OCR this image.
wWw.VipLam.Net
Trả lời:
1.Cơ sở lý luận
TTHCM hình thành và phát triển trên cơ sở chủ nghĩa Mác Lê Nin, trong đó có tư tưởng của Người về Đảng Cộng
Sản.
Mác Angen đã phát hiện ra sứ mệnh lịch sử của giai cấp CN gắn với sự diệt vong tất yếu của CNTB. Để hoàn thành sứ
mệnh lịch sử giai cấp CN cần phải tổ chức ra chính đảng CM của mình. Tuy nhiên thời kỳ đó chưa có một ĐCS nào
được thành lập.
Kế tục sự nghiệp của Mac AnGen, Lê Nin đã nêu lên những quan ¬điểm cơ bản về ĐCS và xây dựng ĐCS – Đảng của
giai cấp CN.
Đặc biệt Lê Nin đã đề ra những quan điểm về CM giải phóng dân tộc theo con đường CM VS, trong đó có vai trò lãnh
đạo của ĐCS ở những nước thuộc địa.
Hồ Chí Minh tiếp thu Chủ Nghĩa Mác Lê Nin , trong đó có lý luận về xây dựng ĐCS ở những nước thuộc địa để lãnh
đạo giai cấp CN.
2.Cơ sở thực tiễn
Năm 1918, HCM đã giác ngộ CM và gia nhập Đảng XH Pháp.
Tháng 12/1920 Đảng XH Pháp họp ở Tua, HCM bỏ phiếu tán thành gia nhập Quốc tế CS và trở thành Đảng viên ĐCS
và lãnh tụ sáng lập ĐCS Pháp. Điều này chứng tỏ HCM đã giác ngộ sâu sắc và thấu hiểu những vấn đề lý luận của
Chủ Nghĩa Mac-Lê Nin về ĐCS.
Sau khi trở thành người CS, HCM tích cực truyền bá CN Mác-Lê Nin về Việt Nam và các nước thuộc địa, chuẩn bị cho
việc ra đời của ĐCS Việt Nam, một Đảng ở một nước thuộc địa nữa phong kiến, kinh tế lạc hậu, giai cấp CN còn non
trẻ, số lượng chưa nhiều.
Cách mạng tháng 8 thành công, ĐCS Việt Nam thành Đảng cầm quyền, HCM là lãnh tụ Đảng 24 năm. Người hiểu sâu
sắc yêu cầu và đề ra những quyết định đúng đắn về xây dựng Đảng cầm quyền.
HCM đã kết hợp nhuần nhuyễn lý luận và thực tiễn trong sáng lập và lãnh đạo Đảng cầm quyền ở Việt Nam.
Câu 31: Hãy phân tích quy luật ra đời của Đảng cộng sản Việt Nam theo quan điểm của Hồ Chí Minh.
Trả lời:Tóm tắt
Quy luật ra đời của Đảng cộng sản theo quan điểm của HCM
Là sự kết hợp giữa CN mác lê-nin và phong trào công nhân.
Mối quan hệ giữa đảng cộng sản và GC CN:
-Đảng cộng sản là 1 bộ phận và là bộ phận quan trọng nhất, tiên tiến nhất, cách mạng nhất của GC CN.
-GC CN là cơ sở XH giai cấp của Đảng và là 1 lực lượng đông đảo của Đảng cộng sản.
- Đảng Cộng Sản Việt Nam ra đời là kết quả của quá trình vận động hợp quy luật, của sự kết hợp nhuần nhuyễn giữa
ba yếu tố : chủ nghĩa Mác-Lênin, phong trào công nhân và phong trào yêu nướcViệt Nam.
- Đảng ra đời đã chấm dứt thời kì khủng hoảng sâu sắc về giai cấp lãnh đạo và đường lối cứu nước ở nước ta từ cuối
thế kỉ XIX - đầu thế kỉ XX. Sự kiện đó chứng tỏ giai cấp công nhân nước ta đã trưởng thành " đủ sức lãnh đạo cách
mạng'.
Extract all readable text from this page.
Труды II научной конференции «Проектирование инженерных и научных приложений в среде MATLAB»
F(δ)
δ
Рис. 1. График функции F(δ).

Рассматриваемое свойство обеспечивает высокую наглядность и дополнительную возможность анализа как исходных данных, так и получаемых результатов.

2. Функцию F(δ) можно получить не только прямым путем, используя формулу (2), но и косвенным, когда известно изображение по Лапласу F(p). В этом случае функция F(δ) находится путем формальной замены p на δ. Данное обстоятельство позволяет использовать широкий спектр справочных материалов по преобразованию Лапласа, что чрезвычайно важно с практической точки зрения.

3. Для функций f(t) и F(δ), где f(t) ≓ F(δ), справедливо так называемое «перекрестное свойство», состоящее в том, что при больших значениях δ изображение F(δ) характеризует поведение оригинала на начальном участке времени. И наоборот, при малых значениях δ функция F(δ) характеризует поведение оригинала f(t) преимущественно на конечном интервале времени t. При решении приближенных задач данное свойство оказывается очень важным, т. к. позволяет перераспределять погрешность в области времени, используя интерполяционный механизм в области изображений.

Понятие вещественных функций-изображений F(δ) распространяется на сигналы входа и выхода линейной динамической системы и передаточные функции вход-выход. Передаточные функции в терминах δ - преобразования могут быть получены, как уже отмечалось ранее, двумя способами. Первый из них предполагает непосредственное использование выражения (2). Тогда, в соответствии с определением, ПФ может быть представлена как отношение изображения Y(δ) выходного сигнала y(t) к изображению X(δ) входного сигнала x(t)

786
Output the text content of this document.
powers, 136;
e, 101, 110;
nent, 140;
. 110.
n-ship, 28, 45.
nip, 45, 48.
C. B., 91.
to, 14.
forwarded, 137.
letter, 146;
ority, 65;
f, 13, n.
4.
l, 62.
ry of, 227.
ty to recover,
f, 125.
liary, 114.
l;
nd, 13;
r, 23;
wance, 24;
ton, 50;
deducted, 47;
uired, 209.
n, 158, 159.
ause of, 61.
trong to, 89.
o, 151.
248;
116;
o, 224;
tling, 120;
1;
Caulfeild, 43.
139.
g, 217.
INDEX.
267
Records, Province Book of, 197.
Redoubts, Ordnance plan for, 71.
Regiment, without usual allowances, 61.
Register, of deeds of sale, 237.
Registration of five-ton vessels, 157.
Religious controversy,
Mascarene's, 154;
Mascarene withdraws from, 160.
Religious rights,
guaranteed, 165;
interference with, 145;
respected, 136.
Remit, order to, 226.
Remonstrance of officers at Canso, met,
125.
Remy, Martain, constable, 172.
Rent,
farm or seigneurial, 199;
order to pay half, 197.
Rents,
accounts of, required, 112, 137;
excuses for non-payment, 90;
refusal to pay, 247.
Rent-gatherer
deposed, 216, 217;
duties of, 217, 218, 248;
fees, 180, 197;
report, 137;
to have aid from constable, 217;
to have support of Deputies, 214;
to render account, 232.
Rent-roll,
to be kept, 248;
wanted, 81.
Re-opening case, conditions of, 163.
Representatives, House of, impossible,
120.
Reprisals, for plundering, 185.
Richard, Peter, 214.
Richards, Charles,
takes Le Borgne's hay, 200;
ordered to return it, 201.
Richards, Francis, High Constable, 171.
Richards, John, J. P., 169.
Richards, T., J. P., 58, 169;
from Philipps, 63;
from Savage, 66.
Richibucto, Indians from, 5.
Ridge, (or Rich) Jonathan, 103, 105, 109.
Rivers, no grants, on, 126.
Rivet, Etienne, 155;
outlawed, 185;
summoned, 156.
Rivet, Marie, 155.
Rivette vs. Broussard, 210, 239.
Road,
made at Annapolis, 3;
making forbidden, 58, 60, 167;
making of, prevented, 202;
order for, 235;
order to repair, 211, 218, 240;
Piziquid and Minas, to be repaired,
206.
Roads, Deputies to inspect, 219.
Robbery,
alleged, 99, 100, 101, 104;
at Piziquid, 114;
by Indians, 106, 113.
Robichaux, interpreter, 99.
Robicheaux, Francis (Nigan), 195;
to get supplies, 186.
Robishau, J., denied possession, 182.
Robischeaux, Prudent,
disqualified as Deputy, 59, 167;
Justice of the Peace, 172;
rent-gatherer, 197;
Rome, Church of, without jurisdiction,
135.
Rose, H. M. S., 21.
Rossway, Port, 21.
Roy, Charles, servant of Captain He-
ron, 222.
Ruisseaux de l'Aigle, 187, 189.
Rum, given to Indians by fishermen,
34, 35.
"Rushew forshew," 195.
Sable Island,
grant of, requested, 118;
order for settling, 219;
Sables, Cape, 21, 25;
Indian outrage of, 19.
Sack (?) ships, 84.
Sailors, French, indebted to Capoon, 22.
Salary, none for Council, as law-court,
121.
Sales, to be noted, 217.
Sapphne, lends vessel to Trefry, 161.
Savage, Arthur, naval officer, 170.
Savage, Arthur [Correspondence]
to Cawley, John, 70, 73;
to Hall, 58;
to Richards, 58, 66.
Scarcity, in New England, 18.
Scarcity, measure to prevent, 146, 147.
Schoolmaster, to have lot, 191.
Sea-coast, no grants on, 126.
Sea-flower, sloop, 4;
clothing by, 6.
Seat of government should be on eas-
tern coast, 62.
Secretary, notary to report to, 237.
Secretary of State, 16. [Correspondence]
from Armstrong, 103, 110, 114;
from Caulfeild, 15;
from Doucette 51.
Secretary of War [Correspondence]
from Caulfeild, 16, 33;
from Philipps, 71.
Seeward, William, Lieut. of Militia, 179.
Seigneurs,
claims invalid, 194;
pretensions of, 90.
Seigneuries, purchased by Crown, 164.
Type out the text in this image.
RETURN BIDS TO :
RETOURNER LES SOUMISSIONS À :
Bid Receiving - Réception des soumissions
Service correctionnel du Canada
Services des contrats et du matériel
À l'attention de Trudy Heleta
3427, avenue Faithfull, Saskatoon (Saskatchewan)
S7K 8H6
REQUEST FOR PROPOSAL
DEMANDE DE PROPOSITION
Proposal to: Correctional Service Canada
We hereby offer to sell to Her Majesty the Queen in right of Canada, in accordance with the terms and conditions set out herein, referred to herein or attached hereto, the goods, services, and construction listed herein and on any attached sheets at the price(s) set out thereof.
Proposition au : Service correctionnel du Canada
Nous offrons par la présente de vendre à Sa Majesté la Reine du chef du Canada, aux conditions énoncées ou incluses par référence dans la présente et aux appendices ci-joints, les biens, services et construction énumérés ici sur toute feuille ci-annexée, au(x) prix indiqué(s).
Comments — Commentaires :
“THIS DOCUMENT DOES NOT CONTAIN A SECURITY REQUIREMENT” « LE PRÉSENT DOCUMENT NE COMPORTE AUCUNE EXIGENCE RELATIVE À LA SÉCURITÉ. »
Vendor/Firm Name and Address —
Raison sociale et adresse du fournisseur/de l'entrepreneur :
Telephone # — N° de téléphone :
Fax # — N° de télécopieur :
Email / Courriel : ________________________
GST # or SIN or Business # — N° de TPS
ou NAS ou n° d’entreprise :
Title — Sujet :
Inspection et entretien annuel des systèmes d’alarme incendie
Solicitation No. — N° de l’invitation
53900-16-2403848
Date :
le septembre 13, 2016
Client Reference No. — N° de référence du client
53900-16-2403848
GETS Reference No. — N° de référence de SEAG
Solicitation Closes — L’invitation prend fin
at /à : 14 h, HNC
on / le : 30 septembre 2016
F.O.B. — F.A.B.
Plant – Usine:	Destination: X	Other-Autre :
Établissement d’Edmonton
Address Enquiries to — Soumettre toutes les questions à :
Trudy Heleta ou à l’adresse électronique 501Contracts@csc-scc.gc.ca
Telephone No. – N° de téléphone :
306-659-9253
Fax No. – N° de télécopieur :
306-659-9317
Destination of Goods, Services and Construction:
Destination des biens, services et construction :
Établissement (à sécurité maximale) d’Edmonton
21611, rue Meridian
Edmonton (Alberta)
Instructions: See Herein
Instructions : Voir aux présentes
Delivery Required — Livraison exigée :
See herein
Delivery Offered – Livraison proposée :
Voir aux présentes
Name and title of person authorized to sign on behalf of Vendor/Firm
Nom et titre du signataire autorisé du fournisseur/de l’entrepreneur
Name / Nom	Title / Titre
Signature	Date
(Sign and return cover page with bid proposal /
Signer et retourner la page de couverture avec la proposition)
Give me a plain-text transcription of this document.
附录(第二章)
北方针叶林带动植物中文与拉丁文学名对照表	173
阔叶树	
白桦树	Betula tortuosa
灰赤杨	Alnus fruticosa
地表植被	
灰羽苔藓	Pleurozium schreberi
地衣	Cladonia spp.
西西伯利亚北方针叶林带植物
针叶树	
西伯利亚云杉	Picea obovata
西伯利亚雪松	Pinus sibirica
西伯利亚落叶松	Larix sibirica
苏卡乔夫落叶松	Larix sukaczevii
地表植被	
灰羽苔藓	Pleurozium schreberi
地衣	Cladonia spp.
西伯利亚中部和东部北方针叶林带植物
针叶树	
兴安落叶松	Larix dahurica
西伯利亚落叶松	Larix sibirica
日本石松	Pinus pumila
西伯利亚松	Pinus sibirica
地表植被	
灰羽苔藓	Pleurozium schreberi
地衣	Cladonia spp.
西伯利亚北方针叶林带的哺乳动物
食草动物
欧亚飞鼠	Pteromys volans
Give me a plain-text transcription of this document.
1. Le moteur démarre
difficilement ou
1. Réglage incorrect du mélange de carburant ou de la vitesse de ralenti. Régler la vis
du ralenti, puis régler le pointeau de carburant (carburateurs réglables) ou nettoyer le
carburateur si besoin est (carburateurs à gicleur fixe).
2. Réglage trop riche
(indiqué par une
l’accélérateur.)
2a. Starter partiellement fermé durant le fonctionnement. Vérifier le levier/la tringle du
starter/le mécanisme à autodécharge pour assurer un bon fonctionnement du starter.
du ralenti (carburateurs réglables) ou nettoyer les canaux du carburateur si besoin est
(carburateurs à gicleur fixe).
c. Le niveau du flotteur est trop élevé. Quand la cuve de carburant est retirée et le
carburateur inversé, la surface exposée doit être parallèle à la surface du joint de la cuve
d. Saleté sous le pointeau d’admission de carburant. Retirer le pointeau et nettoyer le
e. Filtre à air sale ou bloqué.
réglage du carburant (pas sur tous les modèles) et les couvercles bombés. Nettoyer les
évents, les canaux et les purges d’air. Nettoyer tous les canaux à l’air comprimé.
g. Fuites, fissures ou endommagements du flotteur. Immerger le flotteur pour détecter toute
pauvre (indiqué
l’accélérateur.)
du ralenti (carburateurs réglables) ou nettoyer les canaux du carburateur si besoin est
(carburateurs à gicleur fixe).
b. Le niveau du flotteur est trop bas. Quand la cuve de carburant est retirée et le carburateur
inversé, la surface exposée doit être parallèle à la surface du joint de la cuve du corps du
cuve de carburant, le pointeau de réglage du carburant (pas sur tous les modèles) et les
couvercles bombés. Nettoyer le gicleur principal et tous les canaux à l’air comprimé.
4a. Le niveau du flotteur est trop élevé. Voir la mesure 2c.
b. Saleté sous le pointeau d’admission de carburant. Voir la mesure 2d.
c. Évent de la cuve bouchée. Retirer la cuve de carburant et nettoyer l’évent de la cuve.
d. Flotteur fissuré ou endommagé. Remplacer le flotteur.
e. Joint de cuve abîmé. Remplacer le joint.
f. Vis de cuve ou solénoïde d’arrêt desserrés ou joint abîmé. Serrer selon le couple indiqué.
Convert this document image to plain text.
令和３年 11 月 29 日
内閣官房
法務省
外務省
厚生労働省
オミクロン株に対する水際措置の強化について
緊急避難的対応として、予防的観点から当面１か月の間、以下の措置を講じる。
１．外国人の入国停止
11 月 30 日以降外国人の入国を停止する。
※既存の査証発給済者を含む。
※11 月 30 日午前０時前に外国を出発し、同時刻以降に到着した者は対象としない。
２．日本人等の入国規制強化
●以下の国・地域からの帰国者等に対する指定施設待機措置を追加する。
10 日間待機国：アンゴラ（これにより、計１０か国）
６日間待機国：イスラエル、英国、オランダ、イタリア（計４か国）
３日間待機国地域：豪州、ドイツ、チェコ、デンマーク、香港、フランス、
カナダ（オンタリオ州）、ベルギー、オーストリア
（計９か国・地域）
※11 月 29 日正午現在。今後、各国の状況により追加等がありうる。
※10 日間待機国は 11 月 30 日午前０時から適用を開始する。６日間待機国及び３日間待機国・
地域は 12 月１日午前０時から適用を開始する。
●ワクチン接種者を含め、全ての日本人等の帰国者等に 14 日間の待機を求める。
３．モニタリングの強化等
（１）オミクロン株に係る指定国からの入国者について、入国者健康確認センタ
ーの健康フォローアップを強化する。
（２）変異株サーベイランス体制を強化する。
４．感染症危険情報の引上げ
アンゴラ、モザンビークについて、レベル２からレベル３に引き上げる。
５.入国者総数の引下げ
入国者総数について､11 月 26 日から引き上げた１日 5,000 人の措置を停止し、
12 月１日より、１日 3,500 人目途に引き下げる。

· · ·

TASK TO COMPLETE >> Look over the records above and copy each line that includes the string "phát".

RESULT OF THIS EXERCISE >>
TTHCM hình thành và phát triển trên cơ sở chủ nghĩa Mác Lê Nin, trong đó có tư tưởng của Người về Đảng Cộng
Mác Angen đã phát hiện ra sứ mệnh lịch sử của giai cấp CN gắn với sự diệt vong tất yếu của CNTB. Để hoàn thành sứ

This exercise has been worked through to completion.